What you are asked to do:
Write down each entry again, exactly as it reads.

[Data entries for graphics]
[start]
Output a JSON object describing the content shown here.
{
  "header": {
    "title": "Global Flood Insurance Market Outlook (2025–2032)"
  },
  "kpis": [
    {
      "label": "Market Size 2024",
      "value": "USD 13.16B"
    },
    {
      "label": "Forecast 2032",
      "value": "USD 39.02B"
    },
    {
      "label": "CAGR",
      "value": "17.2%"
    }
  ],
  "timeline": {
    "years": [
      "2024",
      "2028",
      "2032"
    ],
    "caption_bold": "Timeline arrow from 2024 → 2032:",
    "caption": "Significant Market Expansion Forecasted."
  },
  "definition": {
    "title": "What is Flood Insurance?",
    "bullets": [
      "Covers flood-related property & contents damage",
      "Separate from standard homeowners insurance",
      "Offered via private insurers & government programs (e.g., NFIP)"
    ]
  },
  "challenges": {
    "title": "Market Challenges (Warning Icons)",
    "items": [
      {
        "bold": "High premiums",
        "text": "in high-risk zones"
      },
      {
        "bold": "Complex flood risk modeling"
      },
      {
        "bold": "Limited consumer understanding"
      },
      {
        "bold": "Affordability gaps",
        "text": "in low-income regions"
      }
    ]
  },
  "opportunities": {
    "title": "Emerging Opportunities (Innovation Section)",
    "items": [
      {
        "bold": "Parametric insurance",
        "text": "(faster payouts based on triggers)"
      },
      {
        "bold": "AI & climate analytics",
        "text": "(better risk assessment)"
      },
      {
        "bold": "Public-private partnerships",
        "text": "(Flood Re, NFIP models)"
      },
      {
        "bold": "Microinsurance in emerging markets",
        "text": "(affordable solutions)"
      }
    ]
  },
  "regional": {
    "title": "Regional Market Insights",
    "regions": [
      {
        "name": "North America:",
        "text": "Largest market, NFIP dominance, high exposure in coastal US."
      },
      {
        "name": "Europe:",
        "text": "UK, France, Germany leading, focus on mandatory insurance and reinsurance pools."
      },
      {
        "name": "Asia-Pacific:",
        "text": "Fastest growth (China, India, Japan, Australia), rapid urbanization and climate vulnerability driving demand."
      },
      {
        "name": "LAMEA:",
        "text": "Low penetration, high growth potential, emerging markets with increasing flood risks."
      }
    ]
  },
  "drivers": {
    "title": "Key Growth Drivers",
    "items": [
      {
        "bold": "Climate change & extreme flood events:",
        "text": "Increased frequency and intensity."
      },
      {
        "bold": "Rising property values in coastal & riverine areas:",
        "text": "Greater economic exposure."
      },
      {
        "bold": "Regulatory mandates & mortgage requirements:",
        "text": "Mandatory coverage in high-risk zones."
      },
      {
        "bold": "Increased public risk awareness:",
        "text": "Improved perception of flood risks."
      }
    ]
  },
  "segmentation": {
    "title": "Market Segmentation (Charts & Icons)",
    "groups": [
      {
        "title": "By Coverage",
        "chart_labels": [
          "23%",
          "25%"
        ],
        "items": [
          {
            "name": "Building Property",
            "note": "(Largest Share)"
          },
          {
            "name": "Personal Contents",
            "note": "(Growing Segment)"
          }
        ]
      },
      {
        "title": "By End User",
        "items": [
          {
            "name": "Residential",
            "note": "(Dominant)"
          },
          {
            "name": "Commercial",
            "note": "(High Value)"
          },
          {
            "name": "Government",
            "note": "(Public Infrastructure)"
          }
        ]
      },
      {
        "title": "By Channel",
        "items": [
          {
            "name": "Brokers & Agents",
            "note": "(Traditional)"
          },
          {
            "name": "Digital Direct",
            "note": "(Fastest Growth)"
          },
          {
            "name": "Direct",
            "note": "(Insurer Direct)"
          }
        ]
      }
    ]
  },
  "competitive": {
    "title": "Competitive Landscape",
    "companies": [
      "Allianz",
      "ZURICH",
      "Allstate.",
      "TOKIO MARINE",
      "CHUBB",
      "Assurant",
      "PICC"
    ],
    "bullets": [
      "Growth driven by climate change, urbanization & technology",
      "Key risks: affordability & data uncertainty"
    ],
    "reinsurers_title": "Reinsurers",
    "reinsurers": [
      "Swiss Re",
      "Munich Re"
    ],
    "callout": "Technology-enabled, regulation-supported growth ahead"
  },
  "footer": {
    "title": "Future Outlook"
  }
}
[end]
Exercise output:
Output a JSON object describing the content shown here.
{
  "header": {
    "title": "Global Flood Insurance Market Outlook (2025–2032)"
  },
  "kpis": [
    {
      "label": "Market Size 2024",
      "value": "USD 13.16B"
    },
    {
      "label": "Forecast 2032",
      "value": "USD 39.02B"
    },
    {
      "label": "CAGR",
      "value": "17.2%"
    }
  ],
  "timeline": {
    "years": [
      "2024",
      "2028",
      "2032"
    ],
    "caption_bold": "Timeline arrow from 2024 → 2032:",
    "caption": "Significant Market Expansion Forecasted."
  },
  "definition": {
    "title": "What is Flood Insurance?",
    "bullets": [
      "Covers flood-related property & contents damage",
      "Separate from standard homeowners insurance",
      "Offered via private insurers & government programs (e.g., NFIP)"
    ]
  },
  "challenges": {
    "title": "Market Challenges (Warning Icons)",
    "items": [
      {
        "bold": "High premiums",
        "text": "in high-risk zones"
      },
      {
        "bold": "Complex flood risk modeling"
      },
      {
        "bold": "Limited consumer understanding"
      },
      {
        "bold": "Affordability gaps",
        "text": "in low-income regions"
      }
    ]
  },
  "opportunities": {
    "title": "Emerging Opportunities (Innovation Section)",
    "items": [
      {
        "bold": "Parametric insurance",
        "text": "(faster payouts based on triggers)"
      },
      {
        "bold": "AI & climate analytics",
        "text": "(better risk assessment)"
      },
      {
        "bold": "Public-private partnerships",
        "text": "(Flood Re, NFIP models)"
      },
      {
        "bold": "Microinsurance in emerging markets",
        "text": "(affordable solutions)"
      }
    ]
  },
  "regional": {
    "title": "Regional Market Insights",
    "regions": [
      {
        "name": "North America:",
        "text": "Largest market, NFIP dominance, high exposure in coastal US."
      },
      {
        "name": "Europe:",
        "text": "UK, France, Germany leading, focus on mandatory insurance and reinsurance pools."
      },
      {
        "name": "Asia-Pacific:",
        "text": "Fastest growth (China, India, Japan, Australia), rapid urbanization and climate vulnerability driving demand."
      },
      {
        "name": "LAMEA:",
        "text": "Low penetration, high growth potential, emerging markets with increasing flood risks."
      }
    ]
  },
  "drivers": {
    "title": "Key Growth Drivers",
    "items": [
      {
        "bold": "Climate change & extreme flood events:",
        "text": "Increased frequency and intensity."
      },
      {
        "bold": "Rising property values in coastal & riverine areas:",
        "text": "Greater economic exposure."
      },
      {
        "bold": "Regulatory mandates & mortgage requirements:",
        "text": "Mandatory coverage in high-risk zones."
      },
      {
        "bold": "Increased public risk awareness:",
        "text": "Improved perception of flood risks."
      }
    ]
  },
  "segmentation": {
    "title": "Market Segmentation (Charts & Icons)",
    "groups": [
      {
        "title": "By Coverage",
        "chart_labels": [
          "23%",
          "25%"
        ],
        "items": [
          {
            "name": "Building Property",
            "note": "(Largest Share)"
          },
          {
            "name": "Personal Contents",
            "note": "(Growing Segment)"
          }
        ]
      },
      {
        "title": "By End User",
        "items": [
          {
            "name": "Residential",
            "note": "(Dominant)"
          },
          {
            "name": "Commercial",
            "note": "(High Value)"
          },
          {
            "name": "Government",
            "note": "(Public Infrastructure)"
          }
        ]
      },
      {
        "title": "By Channel",
        "items": [
          {
            "name": "Brokers & Agents",
            "note": "(Traditional)"
          },
          {
            "name": "Digital Direct",
            "note": "(Fastest Growth)"
          },
          {
            "name": "Direct",
            "note": "(Insurer Direct)"
          }
        ]
      }
    ]
  },
  "competitive": {
    "title": "Competitive Landscape",
    "companies": [
      "Allianz",
      "ZURICH",
      "Allstate.",
      "TOKIO MARINE",
      "CHUBB",
      "Assurant",
      "PICC"
    ],
    "bullets": [
      "Growth driven by climate change, urbanization & technology",
      "Key risks: affordability & data uncertainty"
    ],
    "reinsurers_title": "Reinsurers",
    "reinsurers": [
      "Swiss Re",
      "Munich Re"
    ],
    "callout": "Technology-enabled, regulation-supported growth ahead"
  },
  "footer": {
    "title": "Future Outlook"
  }
}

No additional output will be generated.